Job. Copy the data that follows, character for character, minus the pictures.

-- Start Record extracts --

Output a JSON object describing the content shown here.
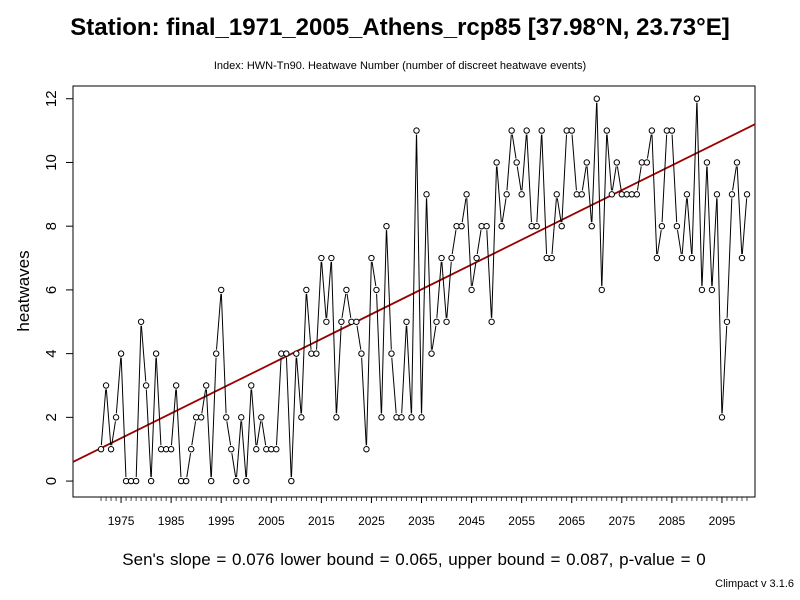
{
  "chart_data": {
    "type": "line",
    "title": "Station: final_1971_2005_Athens_rcp85 [37.98°N, 23.73°E]",
    "subtitle": "Index: HWN-Tn90. Heatwave Number (number of discreet heatwave events)",
    "xlabel": "",
    "ylabel": "heatwaves",
    "xlim": [
      1965.4,
      2101.6
    ],
    "ylim": [
      -0.5,
      12.4
    ],
    "x_ticks": [
      1975,
      1985,
      1995,
      2005,
      2015,
      2025,
      2035,
      2045,
      2055,
      2065,
      2075,
      2085,
      2095
    ],
    "y_ticks": [
      0,
      2,
      4,
      6,
      8,
      10,
      12
    ],
    "grid": false,
    "series": [
      {
        "x": [
          1971,
          1972,
          1973,
          1974,
          1975,
          1976,
          1977,
          1978,
          1979,
          1980,
          1981,
          1982,
          1983,
          1984,
          1985,
          1986,
          1987,
          1988,
          1989,
          1990,
          1991,
          1992,
          1993,
          1994,
          1995,
          1996,
          1997,
          1998,
          1999,
          2000,
          2001,
          2002,
          2003,
          2004,
          2005,
          2006,
          2007,
          2008,
          2009,
          2010,
          2011,
          2012,
          2013,
          2014,
          2015,
          2016,
          2017,
          2018,
          2019,
          2020,
          2021,
          2022,
          2023,
          2024,
          2025,
          2026,
          2027,
          2028,
          2029,
          2030,
          2031,
          2032,
          2033,
          2034,
          2035,
          2036,
          2037,
          2038,
          2039,
          2040,
          2041,
          2042,
          2043,
          2044,
          2045,
          2046,
          2047,
          2048,
          2049,
          2050,
          2051,
          2052,
          2053,
          2054,
          2055,
          2056,
          2057,
          2058,
          2059,
          2060,
          2061,
          2062,
          2063,
          2064,
          2065,
          2066,
          2067,
          2068,
          2069,
          2070,
          2071,
          2072,
          2073,
          2074,
          2075,
          2076,
          2077,
          2078,
          2079,
          2080,
          2081,
          2082,
          2083,
          2084,
          2085,
          2086,
          2087,
          2088,
          2089,
          2090,
          2091,
          2092,
          2093,
          2094,
          2095,
          2096,
          2097,
          2098,
          2099,
          2100
        ],
        "values": [
          1,
          3,
          1,
          2,
          4,
          0,
          0,
          0,
          5,
          3,
          0,
          4,
          1,
          1,
          1,
          3,
          0,
          0,
          1,
          2,
          2,
          3,
          0,
          4,
          6,
          2,
          1,
          0,
          2,
          0,
          3,
          1,
          2,
          1,
          1,
          1,
          4,
          4,
          0,
          4,
          2,
          6,
          4,
          4,
          7,
          5,
          7,
          2,
          5,
          6,
          5,
          5,
          4,
          1,
          7,
          6,
          2,
          8,
          4,
          2,
          2,
          5,
          2,
          11,
          2,
          9,
          4,
          5,
          7,
          5,
          7,
          8,
          8,
          9,
          6,
          7,
          8,
          8,
          5,
          10,
          8,
          9,
          11,
          10,
          9,
          11,
          8,
          8,
          11,
          7,
          7,
          9,
          8,
          11,
          11,
          9,
          9,
          10,
          8,
          12,
          6,
          11,
          9,
          10,
          9,
          9,
          9,
          9,
          10,
          10,
          11,
          7,
          8,
          11,
          11,
          8,
          7,
          9,
          7,
          12,
          6,
          10,
          6,
          9,
          2,
          5,
          9,
          10,
          7,
          9
        ]
      }
    ],
    "trend_line": {
      "x": [
        1965.4,
        2101.6
      ],
      "y": [
        0.6,
        11.2
      ],
      "color": "#990000"
    },
    "colors": {
      "series_line": "#000000",
      "trend": "#990000"
    }
  },
  "footer": {
    "stats": "Sen's slope = 0.076   lower bound = 0.065,   upper bound = 0.087,   p-value = 0",
    "credit": "Climpact v 3.1.6"
  }
}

-- End Record extracts --

Answer to this problem.
Output a JSON object describing the content shown here.
{
  "chart_data": {
    "type": "line",
    "title": "Station: final_1971_2005_Athens_rcp85 [37.98°N, 23.73°E]",
    "subtitle": "Index: HWN-Tn90. Heatwave Number (number of discreet heatwave events)",
    "xlabel": "",
    "ylabel": "heatwaves",
    "xlim": [
      1965.4,
      2101.6
    ],
    "ylim": [
      -0.5,
      12.4
    ],
    "x_ticks": [
      1975,
      1985,
      1995,
      2005,
      2015,
      2025,
      2035,
      2045,
      2055,
      2065,
      2075,
      2085,
      2095
    ],
    "y_ticks": [
      0,
      2,
      4,
      6,
      8,
      10,
      12
    ],
    "grid": false,
    "series": [
      {
        "x": [
          1971,
          1972,
          1973,
          1974,
          1975,
          1976,
          1977,
          1978,
          1979,
          1980,
          1981,
          1982,
          1983,
          1984,
          1985,
          1986,
          1987,
          1988,
          1989,
          1990,
          1991,
          1992,
          1993,
          1994,
          1995,
          1996,
          1997,
          1998,
          1999,
          2000,
          2001,
          2002,
          2003,
          2004,
          2005,
          2006,
          2007,
          2008,
          2009,
          2010,
          2011,
          2012,
          2013,
          2014,
          2015,
          2016,
          2017,
          2018,
          2019,
          2020,
          2021,
          2022,
          2023,
          2024,
          2025,
          2026,
          2027,
          2028,
          2029,
          2030,
          2031,
          2032,
          2033,
          2034,
          2035,
          2036,
          2037,
          2038,
          2039,
          2040,
          2041,
          2042,
          2043,
          2044,
          2045,
          2046,
          2047,
          2048,
          2049,
          2050,
          2051,
          2052,
          2053,
          2054,
          2055,
          2056,
          2057,
          2058,
          2059,
          2060,
          2061,
          2062,
          2063,
          2064,
          2065,
          2066,
          2067,
          2068,
          2069,
          2070,
          2071,
          2072,
          2073,
          2074,
          2075,
          2076,
          2077,
          2078,
          2079,
          2080,
          2081,
          2082,
          2083,
          2084,
          2085,
          2086,
          2087,
          2088,
          2089,
          2090,
          2091,
          2092,
          2093,
          2094,
          2095,
          2096,
          2097,
          2098,
          2099,
          2100
        ],
        "values": [
          1,
          3,
          1,
          2,
          4,
          0,
          0,
          0,
          5,
          3,
          0,
          4,
          1,
          1,
          1,
          3,
          0,
          0,
          1,
          2,
          2,
          3,
          0,
          4,
          6,
          2,
          1,
          0,
          2,
          0,
          3,
          1,
          2,
          1,
          1,
          1,
          4,
          4,
          0,
          4,
          2,
          6,
          4,
          4,
          7,
          5,
          7,
          2,
          5,
          6,
          5,
          5,
          4,
          1,
          7,
          6,
          2,
          8,
          4,
          2,
          2,
          5,
          2,
          11,
          2,
          9,
          4,
          5,
          7,
          5,
          7,
          8,
          8,
          9,
          6,
          7,
          8,
          8,
          5,
          10,
          8,
          9,
          11,
          10,
          9,
          11,
          8,
          8,
          11,
          7,
          7,
          9,
          8,
          11,
          11,
          9,
          9,
          10,
          8,
          12,
          6,
          11,
          9,
          10,
          9,
          9,
          9,
          9,
          10,
          10,
          11,
          7,
          8,
          11,
          11,
          8,
          7,
          9,
          7,
          12,
          6,
          10,
          6,
          9,
          2,
          5,
          9,
          10,
          7,
          9
        ]
      }
    ],
    "trend_line": {
      "x": [
        1965.4,
        2101.6
      ],
      "y": [
        0.6,
        11.2
      ],
      "color": "#990000"
    },
    "colors": {
      "series_line": "#000000",
      "trend": "#990000"
    }
  },
  "footer": {
    "stats": "Sen's slope = 0.076   lower bound = 0.065,   upper bound = 0.087,   p-value = 0",
    "credit": "Climpact v 3.1.6"
  }
}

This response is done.